EXERCISE DIRECTIONS:
Output all of the data below exactly as given.

SUPPLIED DATA:

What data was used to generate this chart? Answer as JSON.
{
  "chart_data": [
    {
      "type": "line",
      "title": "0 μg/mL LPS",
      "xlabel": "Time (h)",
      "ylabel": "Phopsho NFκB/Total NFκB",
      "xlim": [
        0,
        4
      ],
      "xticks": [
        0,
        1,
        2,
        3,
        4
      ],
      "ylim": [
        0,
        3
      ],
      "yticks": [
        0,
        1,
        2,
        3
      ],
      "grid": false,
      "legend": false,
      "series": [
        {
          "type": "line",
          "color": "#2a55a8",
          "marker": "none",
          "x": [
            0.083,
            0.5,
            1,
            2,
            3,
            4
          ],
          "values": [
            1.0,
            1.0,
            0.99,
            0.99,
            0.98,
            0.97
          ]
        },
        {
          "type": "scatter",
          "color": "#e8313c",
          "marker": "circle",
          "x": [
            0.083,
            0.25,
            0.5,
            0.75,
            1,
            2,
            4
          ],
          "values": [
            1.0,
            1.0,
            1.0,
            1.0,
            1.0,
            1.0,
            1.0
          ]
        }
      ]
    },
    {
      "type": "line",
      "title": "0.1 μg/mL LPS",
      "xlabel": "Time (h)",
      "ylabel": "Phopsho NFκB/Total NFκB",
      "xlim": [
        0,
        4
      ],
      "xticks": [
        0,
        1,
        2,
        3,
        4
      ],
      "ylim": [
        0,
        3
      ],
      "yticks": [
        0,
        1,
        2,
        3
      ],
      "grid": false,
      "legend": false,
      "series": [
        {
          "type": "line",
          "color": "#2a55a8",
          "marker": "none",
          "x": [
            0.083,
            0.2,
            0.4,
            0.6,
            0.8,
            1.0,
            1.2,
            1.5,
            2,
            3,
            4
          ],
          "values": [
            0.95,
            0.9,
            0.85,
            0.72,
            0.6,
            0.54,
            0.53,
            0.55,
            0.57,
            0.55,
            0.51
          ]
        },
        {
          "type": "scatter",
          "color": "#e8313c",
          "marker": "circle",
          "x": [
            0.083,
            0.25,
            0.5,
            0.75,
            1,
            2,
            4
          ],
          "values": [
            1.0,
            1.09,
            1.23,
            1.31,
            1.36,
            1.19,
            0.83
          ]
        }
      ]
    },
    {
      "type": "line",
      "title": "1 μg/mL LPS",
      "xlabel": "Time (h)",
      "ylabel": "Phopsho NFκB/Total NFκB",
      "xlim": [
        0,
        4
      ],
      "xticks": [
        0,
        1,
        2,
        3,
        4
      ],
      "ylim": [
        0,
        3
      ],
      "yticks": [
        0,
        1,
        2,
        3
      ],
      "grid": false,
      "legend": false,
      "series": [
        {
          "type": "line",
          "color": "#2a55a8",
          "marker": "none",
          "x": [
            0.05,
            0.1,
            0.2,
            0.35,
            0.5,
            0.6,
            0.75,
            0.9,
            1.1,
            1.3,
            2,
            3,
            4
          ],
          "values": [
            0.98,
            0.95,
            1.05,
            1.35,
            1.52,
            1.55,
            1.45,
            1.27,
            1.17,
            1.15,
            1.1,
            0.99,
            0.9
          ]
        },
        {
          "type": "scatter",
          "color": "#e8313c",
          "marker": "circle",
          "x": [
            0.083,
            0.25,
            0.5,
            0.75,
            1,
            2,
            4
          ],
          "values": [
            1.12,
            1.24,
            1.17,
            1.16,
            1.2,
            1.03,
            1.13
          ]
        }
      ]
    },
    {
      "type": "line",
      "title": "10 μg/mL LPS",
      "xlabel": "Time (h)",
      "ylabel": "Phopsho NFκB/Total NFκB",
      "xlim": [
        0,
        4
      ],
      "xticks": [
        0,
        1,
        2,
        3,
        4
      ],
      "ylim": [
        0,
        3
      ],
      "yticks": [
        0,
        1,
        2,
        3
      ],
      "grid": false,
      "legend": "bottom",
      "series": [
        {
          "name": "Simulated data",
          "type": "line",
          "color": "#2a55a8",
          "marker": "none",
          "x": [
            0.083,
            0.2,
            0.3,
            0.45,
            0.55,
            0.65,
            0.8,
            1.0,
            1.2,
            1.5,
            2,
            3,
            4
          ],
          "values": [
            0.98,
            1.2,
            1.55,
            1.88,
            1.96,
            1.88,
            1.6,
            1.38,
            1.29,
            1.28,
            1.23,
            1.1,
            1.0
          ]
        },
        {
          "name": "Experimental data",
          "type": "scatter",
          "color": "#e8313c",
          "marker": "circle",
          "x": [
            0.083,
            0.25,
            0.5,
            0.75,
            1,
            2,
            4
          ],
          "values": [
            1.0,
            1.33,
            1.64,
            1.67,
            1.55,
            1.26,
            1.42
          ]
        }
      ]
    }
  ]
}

WRITTEN SOLUTION:
What data was used to generate this chart? Answer as JSON.
{
  "chart_data": [
    {
      "type": "line",
      "title": "0 μg/mL LPS",
      "xlabel": "Time (h)",
      "ylabel": "Phopsho NFκB/Total NFκB",
      "xlim": [
        0,
        4
      ],
      "xticks": [
        0,
        1,
        2,
        3,
        4
      ],
      "ylim": [
        0,
        3
      ],
      "yticks": [
        0,
        1,
        2,
        3
      ],
      "grid": false,
      "legend": false,
      "series": [
        {
          "type": "line",
          "color": "#2a55a8",
          "marker": "none",
          "x": [
            0.083,
            0.5,
            1,
            2,
            3,
            4
          ],
          "values": [
            1.0,
            1.0,
            0.99,
            0.99,
            0.98,
            0.97
          ]
        },
        {
          "type": "scatter",
          "color": "#e8313c",
          "marker": "circle",
          "x": [
            0.083,
            0.25,
            0.5,
            0.75,
            1,
            2,
            4
          ],
          "values": [
            1.0,
            1.0,
            1.0,
            1.0,
            1.0,
            1.0,
            1.0
          ]
        }
      ]
    },
    {
      "type": "line",
      "title": "0.1 μg/mL LPS",
      "xlabel": "Time (h)",
      "ylabel": "Phopsho NFκB/Total NFκB",
      "xlim": [
        0,
        4
      ],
      "xticks": [
        0,
        1,
        2,
        3,
        4
      ],
      "ylim": [
        0,
        3
      ],
      "yticks": [
        0,
        1,
        2,
        3
      ],
      "grid": false,
      "legend": false,
      "series": [
        {
          "type": "line",
          "color": "#2a55a8",
          "marker": "none",
          "x": [
            0.083,
            0.2,
            0.4,
            0.6,
            0.8,
            1.0,
            1.2,
            1.5,
            2,
            3,
            4
          ],
          "values": [
            0.95,
            0.9,
            0.85,
            0.72,
            0.6,
            0.54,
            0.53,
            0.55,
            0.57,
            0.55,
            0.51
          ]
        },
        {
          "type": "scatter",
          "color": "#e8313c",
          "marker": "circle",
          "x": [
            0.083,
            0.25,
            0.5,
            0.75,
            1,
            2,
            4
          ],
          "values": [
            1.0,
            1.09,
            1.23,
            1.31,
            1.36,
            1.19,
            0.83
          ]
        }
      ]
    },
    {
      "type": "line",
      "title": "1 μg/mL LPS",
      "xlabel": "Time (h)",
      "ylabel": "Phopsho NFκB/Total NFκB",
      "xlim": [
        0,
        4
      ],
      "xticks": [
        0,
        1,
        2,
        3,
        4
      ],
      "ylim": [
        0,
        3
      ],
      "yticks": [
        0,
        1,
        2,
        3
      ],
      "grid": false,
      "legend": false,
      "series": [
        {
          "type": "line",
          "color": "#2a55a8",
          "marker": "none",
          "x": [
            0.05,
            0.1,
            0.2,
            0.35,
            0.5,
            0.6,
            0.75,
            0.9,
            1.1,
            1.3,
            2,
            3,
            4
          ],
          "values": [
            0.98,
            0.95,
            1.05,
            1.35,
            1.52,
            1.55,
            1.45,
            1.27,
            1.17,
            1.15,
            1.1,
            0.99,
            0.9
          ]
        },
        {
          "type": "scatter",
          "color": "#e8313c",
          "marker": "circle",
          "x": [
            0.083,
            0.25,
            0.5,
            0.75,
            1,
            2,
            4
          ],
          "values": [
            1.12,
            1.24,
            1.17,
            1.16,
            1.2,
            1.03,
            1.13
          ]
        }
      ]
    },
    {
      "type": "line",
      "title": "10 μg/mL LPS",
      "xlabel": "Time (h)",
      "ylabel": "Phopsho NFκB/Total NFκB",
      "xlim": [
        0,
        4
      ],
      "xticks": [
        0,
        1,
        2,
        3,
        4
      ],
      "ylim": [
        0,
        3
      ],
      "yticks": [
        0,
        1,
        2,
        3
      ],
      "grid": false,
      "legend": "bottom",
      "series": [
        {
          "name": "Simulated data",
          "type": "line",
          "color": "#2a55a8",
          "marker": "none",
          "x": [
            0.083,
            0.2,
            0.3,
            0.45,
            0.55,
            0.65,
            0.8,
            1.0,
            1.2,
            1.5,
            2,
            3,
            4
          ],
          "values": [
            0.98,
            1.2,
            1.55,
            1.88,
            1.96,
            1.88,
            1.6,
            1.38,
            1.29,
            1.28,
            1.23,
            1.1,
            1.0
          ]
        },
        {
          "name": "Experimental data",
          "type": "scatter",
          "color": "#e8313c",
          "marker": "circle",
          "x": [
            0.083,
            0.25,
            0.5,
            0.75,
            1,
            2,
            4
          ],
          "values": [
            1.0,
            1.33,
            1.64,
            1.67,
            1.55,
            1.26,
            1.42
          ]
        }
      ]
    }
  ]
}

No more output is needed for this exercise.